WHAT YOU WILL DO: Please quote the material exactly, every line of it.

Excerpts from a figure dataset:
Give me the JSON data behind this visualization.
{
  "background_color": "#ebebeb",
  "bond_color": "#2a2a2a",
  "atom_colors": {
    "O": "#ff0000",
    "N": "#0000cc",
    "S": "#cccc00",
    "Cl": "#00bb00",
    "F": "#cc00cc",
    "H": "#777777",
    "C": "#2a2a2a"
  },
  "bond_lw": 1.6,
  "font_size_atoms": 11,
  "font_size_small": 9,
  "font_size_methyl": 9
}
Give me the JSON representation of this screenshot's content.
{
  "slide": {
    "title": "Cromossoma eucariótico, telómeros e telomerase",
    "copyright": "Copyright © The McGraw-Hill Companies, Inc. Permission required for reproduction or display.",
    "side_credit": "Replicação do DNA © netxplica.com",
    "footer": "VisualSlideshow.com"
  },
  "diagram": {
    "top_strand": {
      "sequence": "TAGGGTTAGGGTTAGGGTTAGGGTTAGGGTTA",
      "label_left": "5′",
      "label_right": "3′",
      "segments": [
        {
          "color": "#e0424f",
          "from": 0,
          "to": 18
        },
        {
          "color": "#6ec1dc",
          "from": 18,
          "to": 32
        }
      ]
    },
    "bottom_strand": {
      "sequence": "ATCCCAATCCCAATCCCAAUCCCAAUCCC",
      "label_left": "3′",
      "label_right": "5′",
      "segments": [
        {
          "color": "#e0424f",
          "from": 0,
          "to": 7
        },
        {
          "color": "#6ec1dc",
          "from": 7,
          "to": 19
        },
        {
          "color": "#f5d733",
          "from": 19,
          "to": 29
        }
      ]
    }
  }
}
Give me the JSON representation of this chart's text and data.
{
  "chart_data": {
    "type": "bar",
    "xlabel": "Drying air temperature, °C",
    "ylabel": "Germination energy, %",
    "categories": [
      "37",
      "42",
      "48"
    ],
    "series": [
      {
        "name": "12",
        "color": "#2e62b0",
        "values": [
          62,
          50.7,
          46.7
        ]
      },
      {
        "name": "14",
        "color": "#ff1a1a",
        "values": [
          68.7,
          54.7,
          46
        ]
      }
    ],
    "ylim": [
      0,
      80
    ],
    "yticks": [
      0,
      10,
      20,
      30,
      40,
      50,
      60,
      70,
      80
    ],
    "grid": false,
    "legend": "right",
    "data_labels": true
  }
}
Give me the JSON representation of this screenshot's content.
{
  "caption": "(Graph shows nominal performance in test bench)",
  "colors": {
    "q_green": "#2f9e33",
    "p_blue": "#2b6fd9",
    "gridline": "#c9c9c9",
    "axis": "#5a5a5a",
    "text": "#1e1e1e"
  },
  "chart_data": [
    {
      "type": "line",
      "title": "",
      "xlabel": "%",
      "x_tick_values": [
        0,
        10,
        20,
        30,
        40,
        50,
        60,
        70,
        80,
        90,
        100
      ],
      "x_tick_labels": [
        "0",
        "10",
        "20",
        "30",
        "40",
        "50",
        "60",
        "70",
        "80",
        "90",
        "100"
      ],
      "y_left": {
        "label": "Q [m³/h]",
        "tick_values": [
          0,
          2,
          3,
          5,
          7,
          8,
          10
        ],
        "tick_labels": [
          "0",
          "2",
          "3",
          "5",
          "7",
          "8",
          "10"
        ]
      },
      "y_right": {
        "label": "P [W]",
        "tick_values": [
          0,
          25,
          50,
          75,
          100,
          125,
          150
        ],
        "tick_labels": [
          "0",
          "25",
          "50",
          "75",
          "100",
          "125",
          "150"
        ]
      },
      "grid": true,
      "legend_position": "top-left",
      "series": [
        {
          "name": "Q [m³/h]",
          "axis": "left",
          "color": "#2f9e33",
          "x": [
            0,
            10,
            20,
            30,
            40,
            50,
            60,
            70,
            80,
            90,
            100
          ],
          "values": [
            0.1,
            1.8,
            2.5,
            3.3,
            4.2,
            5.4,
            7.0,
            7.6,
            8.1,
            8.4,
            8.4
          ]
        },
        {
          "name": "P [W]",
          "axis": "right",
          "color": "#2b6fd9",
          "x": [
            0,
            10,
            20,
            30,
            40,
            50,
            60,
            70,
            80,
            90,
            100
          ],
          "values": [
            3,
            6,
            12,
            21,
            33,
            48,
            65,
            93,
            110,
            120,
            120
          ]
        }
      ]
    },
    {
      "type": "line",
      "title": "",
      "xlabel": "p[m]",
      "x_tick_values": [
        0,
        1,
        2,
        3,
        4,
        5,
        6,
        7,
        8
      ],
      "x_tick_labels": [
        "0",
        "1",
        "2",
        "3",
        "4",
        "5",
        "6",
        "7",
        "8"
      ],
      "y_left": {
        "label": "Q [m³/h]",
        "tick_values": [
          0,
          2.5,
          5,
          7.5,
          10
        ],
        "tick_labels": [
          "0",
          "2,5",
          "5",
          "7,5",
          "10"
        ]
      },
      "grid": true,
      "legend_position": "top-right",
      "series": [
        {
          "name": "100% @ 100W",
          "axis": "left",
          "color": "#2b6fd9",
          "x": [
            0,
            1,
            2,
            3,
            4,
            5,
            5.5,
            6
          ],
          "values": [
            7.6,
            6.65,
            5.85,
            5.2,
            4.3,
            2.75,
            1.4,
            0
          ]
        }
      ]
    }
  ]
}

REPLY:
Give me the JSON data behind this visualization.
{
  "background_color": "#ebebeb",
  "bond_color": "#2a2a2a",
  "atom_colors": {
    "O": "#ff0000",
    "N": "#0000cc",
    "S": "#cccc00",
    "Cl": "#00bb00",
    "F": "#cc00cc",
    "H": "#777777",
    "C": "#2a2a2a"
  },
  "bond_lw": 1.6,
  "font_size_atoms": 11,
  "font_size_small": 9,
  "font_size_methyl": 9
}
Give me the JSON representation of this screenshot's content.
{
  "slide": {
    "title": "Cromossoma eucariótico, telómeros e telomerase",
    "copyright": "Copyright © The McGraw-Hill Companies, Inc. Permission required for reproduction or display.",
    "side_credit": "Replicação do DNA © netxplica.com",
    "footer": "VisualSlideshow.com"
  },
  "diagram": {
    "top_strand": {
      "sequence": "TAGGGTTAGGGTTAGGGTTAGGGTTAGGGTTA",
      "label_left": "5′",
      "label_right": "3′",
      "segments": [
        {
          "color": "#e0424f",
          "from": 0,
          "to": 18
        },
        {
          "color": "#6ec1dc",
          "from": 18,
          "to": 32
        }
      ]
    },
    "bottom_strand": {
      "sequence": "ATCCCAATCCCAATCCCAAUCCCAAUCCC",
      "label_left": "3′",
      "label_right": "5′",
      "segments": [
        {
          "color": "#e0424f",
          "from": 0,
          "to": 7
        },
        {
          "color": "#6ec1dc",
          "from": 7,
          "to": 19
        },
        {
          "color": "#f5d733",
          "from": 19,
          "to": 29
        }
      ]
    }
  }
}
Give me the JSON representation of this chart's text and data.
{
  "chart_data": {
    "type": "bar",
    "xlabel": "Drying air temperature, °C",
    "ylabel": "Germination energy, %",
    "categories": [
      "37",
      "42",
      "48"
    ],
    "series": [
      {
        "name": "12",
        "color": "#2e62b0",
        "values": [
          62,
          50.7,
          46.7
        ]
      },
      {
        "name": "14",
        "color": "#ff1a1a",
        "values": [
          68.7,
          54.7,
          46
        ]
      }
    ],
    "ylim": [
      0,
      80
    ],
    "yticks": [
      0,
      10,
      20,
      30,
      40,
      50,
      60,
      70,
      80
    ],
    "grid": false,
    "legend": "right",
    "data_labels": true
  }
}
Give me the JSON representation of this screenshot's content.
{
  "caption": "(Graph shows nominal performance in test bench)",
  "colors": {
    "q_green": "#2f9e33",
    "p_blue": "#2b6fd9",
    "gridline": "#c9c9c9",
    "axis": "#5a5a5a",
    "text": "#1e1e1e"
  },
  "chart_data": [
    {
      "type": "line",
      "title": "",
      "xlabel": "%",
      "x_tick_values": [
        0,
        10,
        20,
        30,
        40,
        50,
        60,
        70,
        80,
        90,
        100
      ],
      "x_tick_labels": [
        "0",
        "10",
        "20",
        "30",
        "40",
        "50",
        "60",
        "70",
        "80",
        "90",
        "100"
      ],
      "y_left": {
        "label": "Q [m³/h]",
        "tick_values": [
          0,
          2,
          3,
          5,
          7,
          8,
          10
        ],
        "tick_labels": [
          "0",
          "2",
          "3",
          "5",
          "7",
          "8",
          "10"
        ]
      },
      "y_right": {
        "label": "P [W]",
        "tick_values": [
          0,
          25,
          50,
          75,
          100,
          125,
          150
        ],
        "tick_labels": [
          "0",
          "25",
          "50",
          "75",
          "100",
          "125",
          "150"
        ]
      },
      "grid": true,
      "legend_position": "top-left",
      "series": [
        {
          "name": "Q [m³/h]",
          "axis": "left",
          "color": "#2f9e33",
          "x": [
            0,
            10,
            20,
            30,
            40,
            50,
            60,
            70,
            80,
            90,
            100
          ],
          "values": [
            0.1,
            1.8,
            2.5,
            3.3,
            4.2,
            5.4,
            7.0,
            7.6,
            8.1,
            8.4,
            8.4
          ]
        },
        {
          "name": "P [W]",
          "axis": "right",
          "color": "#2b6fd9",
          "x": [
            0,
            10,
            20,
            30,
            40,
            50,
            60,
            70,
            80,
            90,
            100
          ],
          "values": [
            3,
            6,
            12,
            21,
            33,
            48,
            65,
            93,
            110,
            120,
            120
          ]
        }
      ]
    },
    {
      "type": "line",
      "title": "",
      "xlabel": "p[m]",
      "x_tick_values": [
        0,
        1,
        2,
        3,
        4,
        5,
        6,
        7,
        8
      ],
      "x_tick_labels": [
        "0",
        "1",
        "2",
        "3",
        "4",
        "5",
        "6",
        "7",
        "8"
      ],
      "y_left": {
        "label": "Q [m³/h]",
        "tick_values": [
          0,
          2.5,
          5,
          7.5,
          10
        ],
        "tick_labels": [
          "0",
          "2,5",
          "5",
          "7,5",
          "10"
        ]
      },
      "grid": true,
      "legend_position": "top-right",
      "series": [
        {
          "name": "100% @ 100W",
          "axis": "left",
          "color": "#2b6fd9",
          "x": [
            0,
            1,
            2,
            3,
            4,
            5,
            5.5,
            6
          ],
          "values": [
            7.6,
            6.65,
            5.85,
            5.2,
            4.3,
            2.75,
            1.4,
            0
          ]
        }
      ]
    }
  ]
}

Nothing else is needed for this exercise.